(Requirements) Lift out each line of the data that holds "ylabel".

>> Start Exercise materials

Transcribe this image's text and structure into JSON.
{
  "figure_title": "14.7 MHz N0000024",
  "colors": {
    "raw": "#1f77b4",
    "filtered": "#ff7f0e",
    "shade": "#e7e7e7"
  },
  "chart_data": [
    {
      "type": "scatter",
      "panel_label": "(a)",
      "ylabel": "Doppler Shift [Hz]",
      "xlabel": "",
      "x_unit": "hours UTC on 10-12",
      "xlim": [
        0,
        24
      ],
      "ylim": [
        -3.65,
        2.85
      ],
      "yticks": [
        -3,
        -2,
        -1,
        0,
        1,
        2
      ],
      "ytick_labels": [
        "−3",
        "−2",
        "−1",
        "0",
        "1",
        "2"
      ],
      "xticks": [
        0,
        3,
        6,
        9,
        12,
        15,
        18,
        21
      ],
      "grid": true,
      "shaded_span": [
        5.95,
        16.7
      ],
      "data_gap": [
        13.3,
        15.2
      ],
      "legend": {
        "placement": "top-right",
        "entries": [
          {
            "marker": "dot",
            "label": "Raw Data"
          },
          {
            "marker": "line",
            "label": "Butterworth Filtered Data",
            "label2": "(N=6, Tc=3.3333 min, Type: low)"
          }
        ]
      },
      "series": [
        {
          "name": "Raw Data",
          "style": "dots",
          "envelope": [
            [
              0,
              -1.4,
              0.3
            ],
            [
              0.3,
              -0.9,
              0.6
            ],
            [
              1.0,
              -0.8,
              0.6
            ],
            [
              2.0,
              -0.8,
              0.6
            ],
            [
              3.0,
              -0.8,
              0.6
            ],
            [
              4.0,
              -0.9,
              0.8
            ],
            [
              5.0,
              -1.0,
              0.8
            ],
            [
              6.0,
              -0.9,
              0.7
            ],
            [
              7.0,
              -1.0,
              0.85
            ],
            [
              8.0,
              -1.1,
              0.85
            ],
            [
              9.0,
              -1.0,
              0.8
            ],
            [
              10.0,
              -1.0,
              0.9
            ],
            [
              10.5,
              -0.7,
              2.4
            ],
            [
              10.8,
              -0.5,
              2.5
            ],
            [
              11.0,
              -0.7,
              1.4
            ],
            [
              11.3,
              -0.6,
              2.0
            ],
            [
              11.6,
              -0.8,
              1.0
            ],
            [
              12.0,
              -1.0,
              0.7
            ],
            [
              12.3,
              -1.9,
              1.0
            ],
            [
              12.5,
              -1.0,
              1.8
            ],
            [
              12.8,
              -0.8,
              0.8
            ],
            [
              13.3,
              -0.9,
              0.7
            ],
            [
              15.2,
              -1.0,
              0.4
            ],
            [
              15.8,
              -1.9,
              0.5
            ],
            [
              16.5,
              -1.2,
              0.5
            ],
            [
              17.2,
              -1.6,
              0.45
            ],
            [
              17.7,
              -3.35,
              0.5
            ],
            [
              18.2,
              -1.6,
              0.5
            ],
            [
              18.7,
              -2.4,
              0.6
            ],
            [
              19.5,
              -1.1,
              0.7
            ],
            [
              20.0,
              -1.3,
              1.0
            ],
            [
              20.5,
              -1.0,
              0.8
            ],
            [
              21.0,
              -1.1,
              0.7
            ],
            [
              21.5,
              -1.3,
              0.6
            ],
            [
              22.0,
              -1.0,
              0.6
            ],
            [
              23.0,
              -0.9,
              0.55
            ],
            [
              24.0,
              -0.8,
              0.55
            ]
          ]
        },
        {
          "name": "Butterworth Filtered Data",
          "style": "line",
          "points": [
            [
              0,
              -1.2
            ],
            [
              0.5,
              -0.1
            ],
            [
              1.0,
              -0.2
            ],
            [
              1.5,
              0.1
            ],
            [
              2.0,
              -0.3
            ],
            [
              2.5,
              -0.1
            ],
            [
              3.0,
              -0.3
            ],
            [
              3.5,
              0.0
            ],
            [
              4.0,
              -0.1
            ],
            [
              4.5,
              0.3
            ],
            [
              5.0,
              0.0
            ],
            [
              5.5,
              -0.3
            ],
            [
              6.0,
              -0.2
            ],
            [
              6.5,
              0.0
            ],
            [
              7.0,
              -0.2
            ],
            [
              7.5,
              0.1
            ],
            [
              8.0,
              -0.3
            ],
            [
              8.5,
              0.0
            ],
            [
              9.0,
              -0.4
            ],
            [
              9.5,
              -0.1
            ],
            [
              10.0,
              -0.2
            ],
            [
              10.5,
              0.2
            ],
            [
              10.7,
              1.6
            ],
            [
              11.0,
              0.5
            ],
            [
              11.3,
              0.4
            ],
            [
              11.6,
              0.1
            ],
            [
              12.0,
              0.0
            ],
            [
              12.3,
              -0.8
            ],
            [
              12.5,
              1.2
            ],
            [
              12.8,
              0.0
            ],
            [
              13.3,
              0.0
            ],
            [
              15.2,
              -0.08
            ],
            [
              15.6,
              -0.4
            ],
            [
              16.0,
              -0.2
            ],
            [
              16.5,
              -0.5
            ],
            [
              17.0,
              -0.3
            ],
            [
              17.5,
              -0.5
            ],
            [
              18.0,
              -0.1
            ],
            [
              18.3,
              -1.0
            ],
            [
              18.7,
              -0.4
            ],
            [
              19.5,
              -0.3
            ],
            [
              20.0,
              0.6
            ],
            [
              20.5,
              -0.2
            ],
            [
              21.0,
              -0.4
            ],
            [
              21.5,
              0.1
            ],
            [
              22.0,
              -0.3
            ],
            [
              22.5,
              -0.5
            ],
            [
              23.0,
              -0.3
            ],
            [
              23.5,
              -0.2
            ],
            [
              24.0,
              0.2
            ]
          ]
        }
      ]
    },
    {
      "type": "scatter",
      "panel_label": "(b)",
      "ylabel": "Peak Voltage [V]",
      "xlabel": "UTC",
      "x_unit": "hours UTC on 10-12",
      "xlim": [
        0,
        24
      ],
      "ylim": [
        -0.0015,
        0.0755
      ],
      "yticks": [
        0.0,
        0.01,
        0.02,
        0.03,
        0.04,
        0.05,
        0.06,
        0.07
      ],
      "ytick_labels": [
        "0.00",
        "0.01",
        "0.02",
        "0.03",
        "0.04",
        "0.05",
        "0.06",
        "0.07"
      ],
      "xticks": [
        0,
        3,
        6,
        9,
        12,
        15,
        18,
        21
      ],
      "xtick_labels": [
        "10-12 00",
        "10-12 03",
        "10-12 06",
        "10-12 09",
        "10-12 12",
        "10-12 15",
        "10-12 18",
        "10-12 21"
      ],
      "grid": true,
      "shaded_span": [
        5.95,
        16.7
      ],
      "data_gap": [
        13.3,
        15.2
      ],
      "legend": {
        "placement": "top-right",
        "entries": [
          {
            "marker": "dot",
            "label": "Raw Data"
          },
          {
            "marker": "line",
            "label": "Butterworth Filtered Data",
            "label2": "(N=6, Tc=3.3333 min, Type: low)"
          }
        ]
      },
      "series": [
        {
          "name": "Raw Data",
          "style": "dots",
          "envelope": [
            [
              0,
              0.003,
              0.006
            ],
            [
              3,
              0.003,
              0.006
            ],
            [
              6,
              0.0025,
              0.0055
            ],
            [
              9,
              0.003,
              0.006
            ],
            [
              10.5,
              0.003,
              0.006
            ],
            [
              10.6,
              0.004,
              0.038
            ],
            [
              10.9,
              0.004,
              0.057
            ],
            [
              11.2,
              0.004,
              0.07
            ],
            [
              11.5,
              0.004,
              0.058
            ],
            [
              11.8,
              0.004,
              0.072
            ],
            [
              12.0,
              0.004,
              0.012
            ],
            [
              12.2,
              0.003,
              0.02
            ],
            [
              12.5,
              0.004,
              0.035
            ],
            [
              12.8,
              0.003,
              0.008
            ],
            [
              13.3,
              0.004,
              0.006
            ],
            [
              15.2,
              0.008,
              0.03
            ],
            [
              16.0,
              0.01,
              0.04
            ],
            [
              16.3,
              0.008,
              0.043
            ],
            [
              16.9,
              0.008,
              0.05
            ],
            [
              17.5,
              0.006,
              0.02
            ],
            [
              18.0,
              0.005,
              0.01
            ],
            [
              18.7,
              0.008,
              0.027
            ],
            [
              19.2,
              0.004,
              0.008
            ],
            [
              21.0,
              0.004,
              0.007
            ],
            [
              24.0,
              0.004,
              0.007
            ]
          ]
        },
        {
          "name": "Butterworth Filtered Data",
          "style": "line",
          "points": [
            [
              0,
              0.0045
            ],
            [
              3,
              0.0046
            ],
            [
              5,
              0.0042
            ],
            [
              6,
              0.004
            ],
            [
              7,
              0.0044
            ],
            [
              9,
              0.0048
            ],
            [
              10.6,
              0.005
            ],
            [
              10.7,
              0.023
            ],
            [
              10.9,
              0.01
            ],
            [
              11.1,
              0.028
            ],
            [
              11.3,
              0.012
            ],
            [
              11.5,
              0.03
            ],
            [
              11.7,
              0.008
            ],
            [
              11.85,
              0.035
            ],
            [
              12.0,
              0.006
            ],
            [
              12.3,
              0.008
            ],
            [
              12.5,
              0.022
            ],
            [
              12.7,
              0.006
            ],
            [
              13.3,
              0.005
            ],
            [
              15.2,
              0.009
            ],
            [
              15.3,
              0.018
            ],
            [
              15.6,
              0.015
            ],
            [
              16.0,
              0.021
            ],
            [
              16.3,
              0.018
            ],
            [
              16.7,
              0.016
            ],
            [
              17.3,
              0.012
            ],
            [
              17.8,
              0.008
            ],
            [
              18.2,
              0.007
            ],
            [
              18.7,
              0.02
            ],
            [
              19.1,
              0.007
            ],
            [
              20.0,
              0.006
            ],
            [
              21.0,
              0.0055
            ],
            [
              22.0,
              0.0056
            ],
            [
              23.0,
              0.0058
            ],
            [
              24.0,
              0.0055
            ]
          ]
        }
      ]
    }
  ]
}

>> End Exercise materials

(Result for this task)
      "ylabel": "Doppler Shift [Hz]",
      "ylabel": "Peak Voltage [V]",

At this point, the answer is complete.